INSTRUCTION
All entries are to be quoted exactly; the images stay out of the copy.

PROVIDED INFORMATION
_ _ _ _ _ _ _

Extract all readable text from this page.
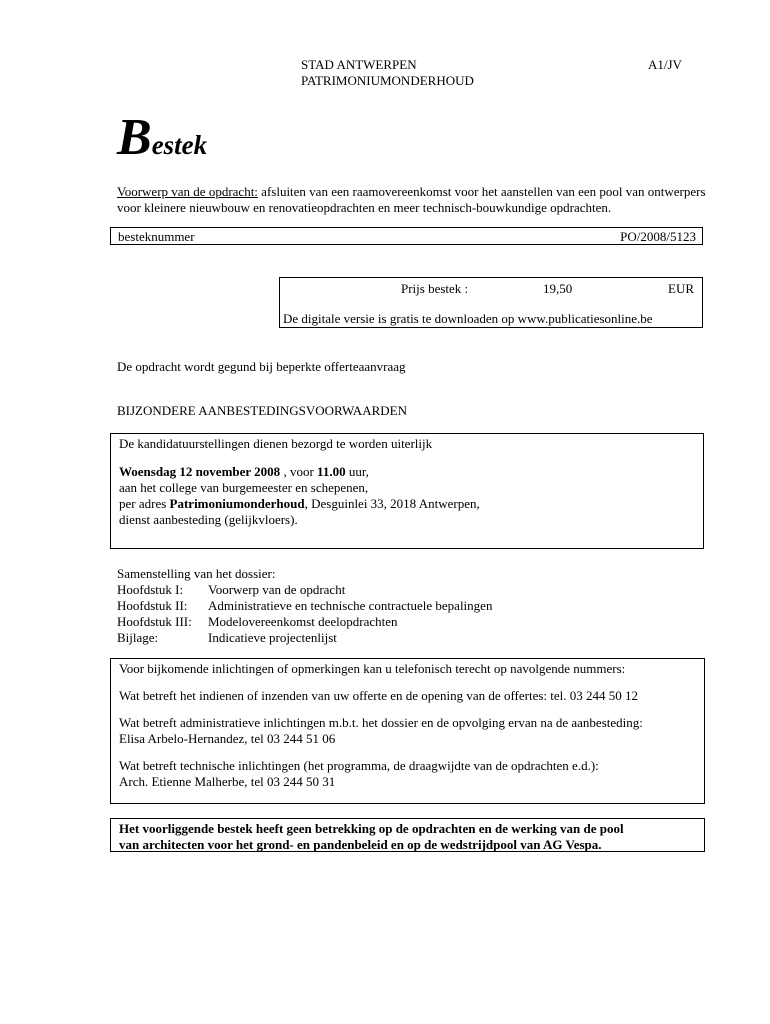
STAD ANTWERPEN
PATRIMONIUMONDERHOUD
A1/JV
Bestek
Voorwerp van de opdracht: afsluiten van een raamovereenkomst voor het aanstellen van een pool van ontwerpers voor kleinere nieuwbouw en renovatieopdrachten en meer technisch-bouwkundige opdrachten.
besteknummer	PO/2008/5123
Prijs bestek :	19,50	EUR
De digitale versie is gratis te downloaden op www.publicatiesonline.be
De opdracht wordt gegund bij beperkte offerteaanvraag
BIJZONDERE AANBESTEDINGSVOORWAARDEN

De kandidatuurstellingen dienen bezorgd te worden uiterlijk

Woensdag 12 november 2008 , voor 11.00 uur,

aan het college van burgemeester en schepenen,

per adres Patrimoniumonderhoud, Desguinlei 33, 2018 Antwerpen,

dienst aanbesteding (gelijkvloers).

Samenstelling van het dossier:
Hoofdstuk I:	Voorwerp van de opdracht
Hoofdstuk II:	Administratieve en technische contractuele bepalingen
Hoofdstuk III:	Modelovereenkomst deelopdrachten
Bijlage:	Indicatieve projectenlijst

Voor bijkomende inlichtingen of opmerkingen kan u telefonisch terecht op navolgende nummers:

Wat betreft het indienen of inzenden van uw offerte en de opening van de offertes: tel. 03 244 50 12

Wat betreft administratieve inlichtingen m.b.t. het dossier en de opvolging ervan na de aanbesteding:

Elisa Arbelo-Hernandez, tel 03 244 51 06

Wat betreft technische inlichtingen (het programma, de draagwijdte van de opdrachten e.d.):

Arch. Etienne Malherbe, tel 03 244 50 31

Het voorliggende bestek heeft geen betrekking op de opdrachten en de werking van de pool
van architecten voor het grond- en pandenbeleid en op de wedstrijdpool van AG Vespa.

_ _ _ _ _ _ _

FULL OUTPUT
Extract all readable text from this page.
STAD ANTWERPEN
PATRIMONIUMONDERHOUD
A1/JV
Bestek
Voorwerp van de opdracht: afsluiten van een raamovereenkomst voor het aanstellen van een pool van ontwerpers voor kleinere nieuwbouw en renovatieopdrachten en meer technisch-bouwkundige opdrachten.
besteknummer	PO/2008/5123
Prijs bestek :	19,50	EUR
De digitale versie is gratis te downloaden op www.publicatiesonline.be
De opdracht wordt gegund bij beperkte offerteaanvraag
BIJZONDERE AANBESTEDINGSVOORWAARDEN

De kandidatuurstellingen dienen bezorgd te worden uiterlijk

Woensdag 12 november 2008 , voor 11.00 uur,

aan het college van burgemeester en schepenen,

per adres Patrimoniumonderhoud, Desguinlei 33, 2018 Antwerpen,

dienst aanbesteding (gelijkvloers).

Samenstelling van het dossier:
Hoofdstuk I:	Voorwerp van de opdracht
Hoofdstuk II:	Administratieve en technische contractuele bepalingen
Hoofdstuk III:	Modelovereenkomst deelopdrachten
Bijlage:	Indicatieve projectenlijst

Voor bijkomende inlichtingen of opmerkingen kan u telefonisch terecht op navolgende nummers:

Wat betreft het indienen of inzenden van uw offerte en de opening van de offertes: tel. 03 244 50 12

Wat betreft administratieve inlichtingen m.b.t. het dossier en de opvolging ervan na de aanbesteding:

Elisa Arbelo-Hernandez, tel 03 244 51 06

Wat betreft technische inlichtingen (het programma, de draagwijdte van de opdrachten e.d.):

Arch. Etienne Malherbe, tel 03 244 50 31

Het voorliggende bestek heeft geen betrekking op de opdrachten en de werking van de pool
van architecten voor het grond- en pandenbeleid en op de wedstrijdpool van AG Vespa.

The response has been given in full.